## [EXCERPT TO READ]
+-------+

Provide predefined configurations for common document types:

| Preset | Description | Table Parsing | Layout Threshold | Use Case |
|--------|-------------|---------------|------------------|----------|
| `text_heavy` | Documents with mostly paragraphs | disabled | 0.7 | Reports, articles, manuals |
| `datasheet` | Technical datasheets with tables/specs | conservative | 0.65 | Product specs, TDS |
| `table_heavy` | Documents with many tables | full | 0.5 | Financial reports, spreadsheets |
| `form` | Forms with fields | conservative | 0.6 | Applications, surveys |
| `mixed` | Mixed content documents | classification_only | 0.55 | General documents |
| `custom` | User-defined settings | user-defined | user-defined | Advanced users |

### 2. Advanced Parameter Panel (Expert Mode)

Expose all PP-Structure parameters for fine-tuning:

**Table Processing:**
- `table_parsing_mode`: full / conservative / classification_only / disabled
- `table_layout_threshold`: 0.0 - 1.0 (higher = stricter table detection)

+-------+

## [COLLECTED MATERIAL]

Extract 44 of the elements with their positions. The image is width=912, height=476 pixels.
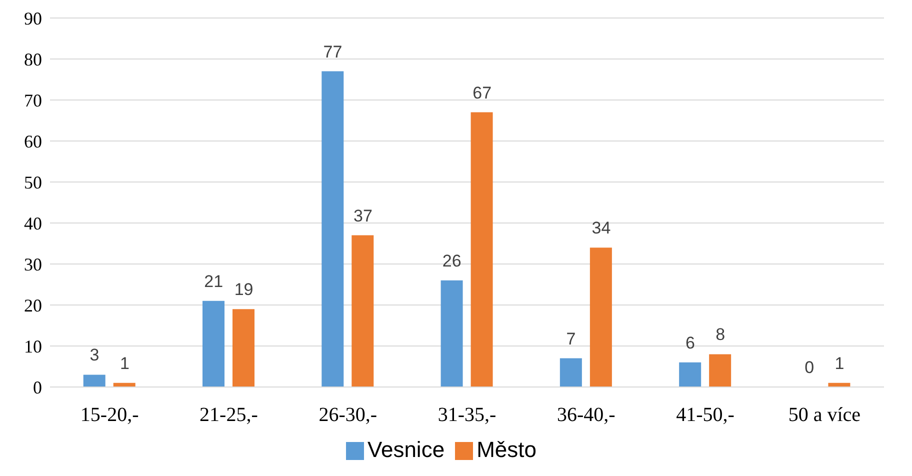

+-------+

## [DIRECTIONS]
1) List every preset name that appears in the Preset column of the document preset notes.
2) Put this line from the document preset notes into Spanish: "Provide predefined configurations for common document types:"
3) Reproduce everything in the document preset notes from "Expose all PP-Structure" down to "stricter table detection)".

## [OUTPUTS FOR THE TASKS]
1)
text_heavy
datasheet
table_heavy
form
mixed
custom

2) Proporcione configuraciones predefinidas para tipos de documentos comunes:

3)
Expose all PP-Structure parameters for fine-tuning:

**Table Processing:**
- `table_parsing_mode`: full / conservative / classification_only / disabled
- `table_layout_threshold`: 0.0 - 1.0 (higher = stricter table detection)